── Material for the task
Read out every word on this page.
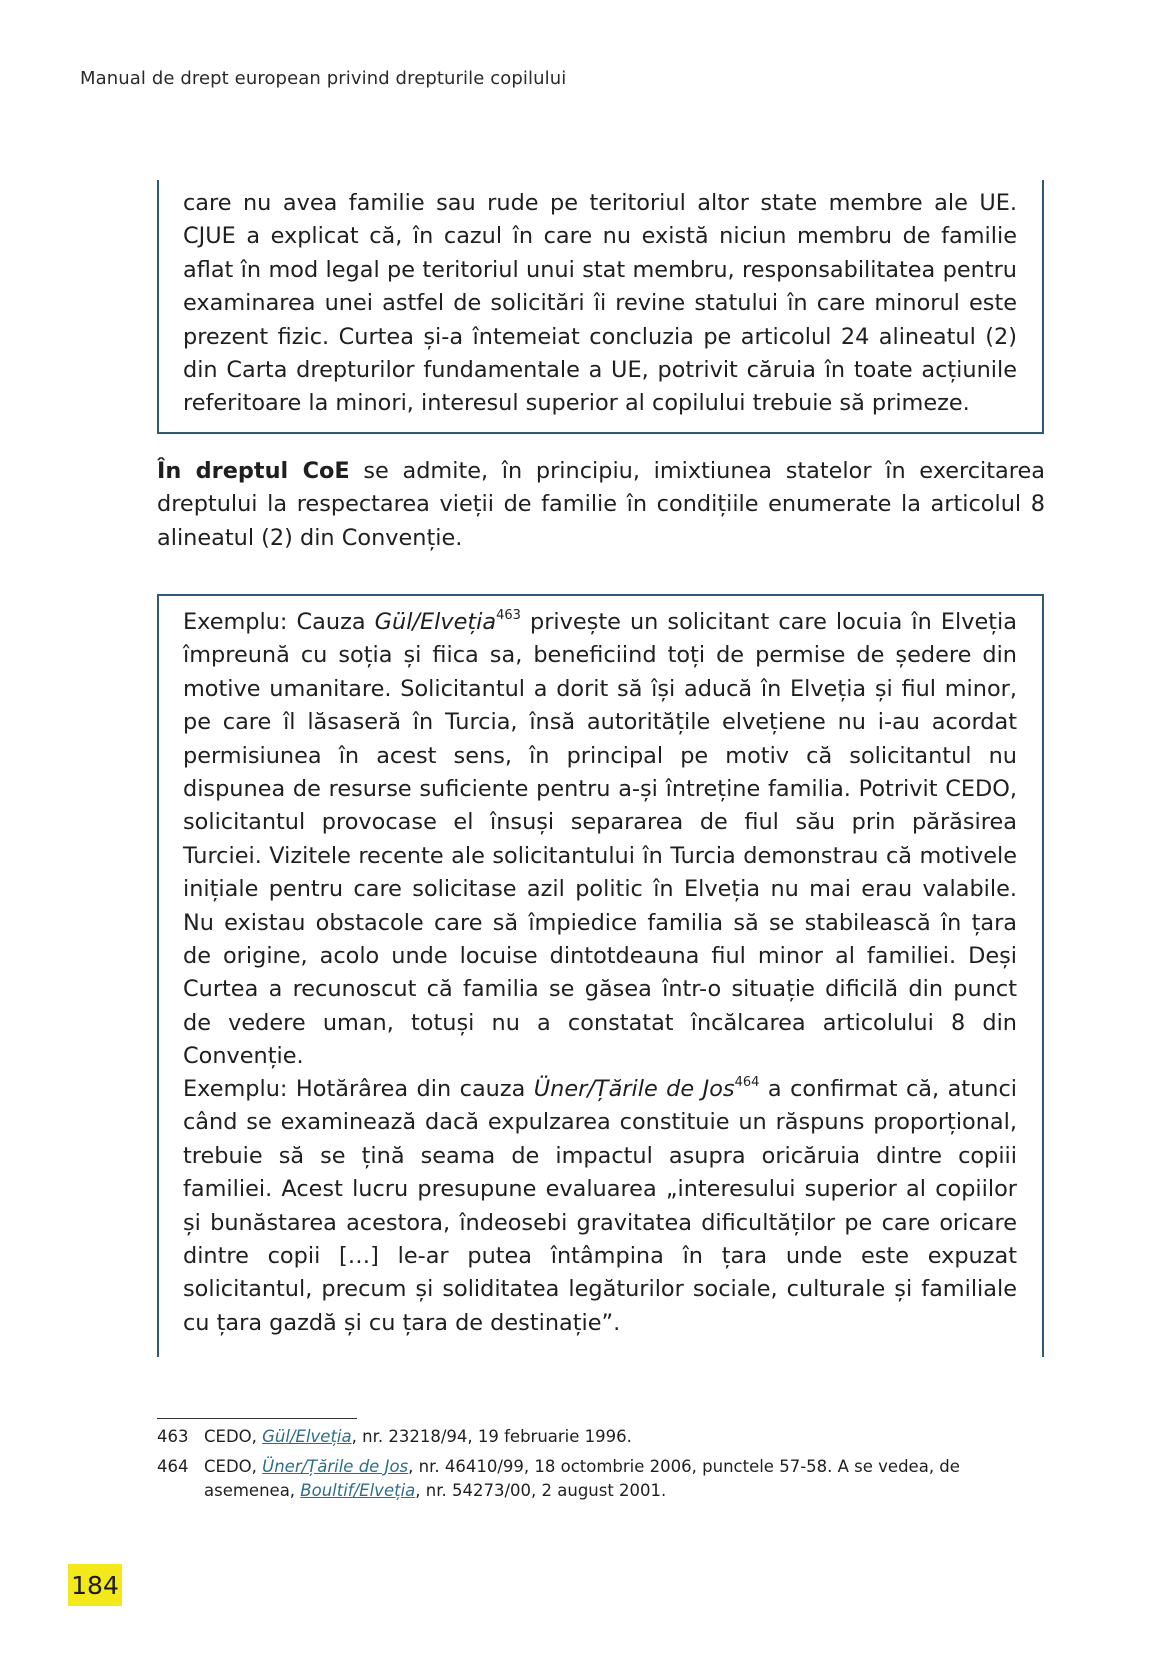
Manual de drept european privind drepturile copilului

care nu avea familie sau rude pe teritoriul altor state membre ale UE. CJUE a explicat că, în cazul în care nu există niciun membru de familie aflat în mod legal pe teritoriul unui stat membru, responsabilitatea pentru examinarea unei astfel de solicitări îi revine statului în care minorul este prezent fizic. Curtea și-a întemeiat concluzia pe articolul 24 alineatul (2) din Carta drepturilor fundamentale a UE, potrivit căruia în toate acțiunile referitoare la minori, interesul superior al copilului trebuie să primeze.

În dreptul CoE se admite, în principiu, imixtiunea statelor în exercitarea dreptului la respectarea vieții de familie în condițiile enumerate la articolul 8 alineatul (2) din Convenție.

Exemplu: Cauza Gül/Elveția$^{463}$ privește un solicitant care locuia în Elveția împreună cu soția și fiica sa, beneficiind toți de permise de ședere din motive umanitare. Solicitantul a dorit să își aducă în Elveția și fiul minor, pe care îl lăsaseră în Turcia, însă autoritățile elvețiene nu i-au acordat permisiunea în acest sens, în principal pe motiv că solicitantul nu dispunea de resurse suficiente pentru a-și întreține familia. Potrivit CEDO, solicitantul provocase el însuși separarea de fiul său prin părăsirea Turciei. Vizitele recente ale solicitantului în Turcia demonstrau că motivele inițiale pentru care solicitase azil politic în Elveția nu mai erau valabile. Nu existau obstacole care să împiedice familia să se stabilească în țara de origine, acolo unde locuise dintotdeauna fiul minor al familiei. Deși Curtea a recunoscut că familia se găsea într-o situație dificilă din punct de vedere uman, totuși nu a constatat încălcarea articolului 8 din Convenție.

Exemplu: Hotărârea din cauza Üner/Țările de Jos$^{464}$ a confirmat că, atunci când se examinează dacă expulzarea constituie un răspuns proporțional, trebuie să se țină seama de impactul asupra oricăruia dintre copiii familiei. Acest lucru presupune evaluarea „interesului superior al copiilor și bunăstarea acestora, îndeosebi gravitatea dificultăților pe care oricare dintre copii […] le-ar putea întâmpina în țara unde este expuzat solicitantul, precum și soliditatea legăturilor sociale, culturale și familiale cu țara gazdă și cu țara de destinație”.

463 CEDO, Gül/Elveția, nr. 23218/94, 19 februarie 1996.
464 CEDO, Üner/Țările de Jos, nr. 46410/99, 18 octombrie 2006, punctele 57-58. A se vedea, de asemenea, Boultif/Elveția, nr. 54273/00, 2 august 2001.
184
────
Transcribe all of the entries word for word, but skip any pictures they contain.

Expected answer ->
Read out every word on this page.
Manual de drept european privind drepturile copilului

care nu avea familie sau rude pe teritoriul altor state membre ale UE. CJUE a explicat că, în cazul în care nu există niciun membru de familie aflat în mod legal pe teritoriul unui stat membru, responsabilitatea pentru examinarea unei astfel de solicitări îi revine statului în care minorul este prezent fizic. Curtea și-a întemeiat concluzia pe articolul 24 alineatul (2) din Carta drepturilor fundamentale a UE, potrivit căruia în toate acțiunile referitoare la minori, interesul superior al copilului trebuie să primeze.

În dreptul CoE se admite, în principiu, imixtiunea statelor în exercitarea dreptului la respectarea vieții de familie în condițiile enumerate la articolul 8 alineatul (2) din Convenție.

Exemplu: Cauza Gül/Elveția$^{463}$ privește un solicitant care locuia în Elveția împreună cu soția și fiica sa, beneficiind toți de permise de ședere din motive umanitare. Solicitantul a dorit să își aducă în Elveția și fiul minor, pe care îl lăsaseră în Turcia, însă autoritățile elvețiene nu i-au acordat permisiunea în acest sens, în principal pe motiv că solicitantul nu dispunea de resurse suficiente pentru a-și întreține familia. Potrivit CEDO, solicitantul provocase el însuși separarea de fiul său prin părăsirea Turciei. Vizitele recente ale solicitantului în Turcia demonstrau că motivele inițiale pentru care solicitase azil politic în Elveția nu mai erau valabile. Nu existau obstacole care să împiedice familia să se stabilească în țara de origine, acolo unde locuise dintotdeauna fiul minor al familiei. Deși Curtea a recunoscut că familia se găsea într-o situație dificilă din punct de vedere uman, totuși nu a constatat încălcarea articolului 8 din Convenție.

Exemplu: Hotărârea din cauza Üner/Țările de Jos$^{464}$ a confirmat că, atunci când se examinează dacă expulzarea constituie un răspuns proporțional, trebuie să se țină seama de impactul asupra oricăruia dintre copiii familiei. Acest lucru presupune evaluarea „interesului superior al copiilor și bunăstarea acestora, îndeosebi gravitatea dificultăților pe care oricare dintre copii […] le-ar putea întâmpina în țara unde este expuzat solicitantul, precum și soliditatea legăturilor sociale, culturale și familiale cu țara gazdă și cu țara de destinație”.

463 CEDO, Gül/Elveția, nr. 23218/94, 19 februarie 1996.
464 CEDO, Üner/Țările de Jos, nr. 46410/99, 18 octombrie 2006, punctele 57-58. A se vedea, de asemenea, Boultif/Elveția, nr. 54273/00, 2 august 2001.
184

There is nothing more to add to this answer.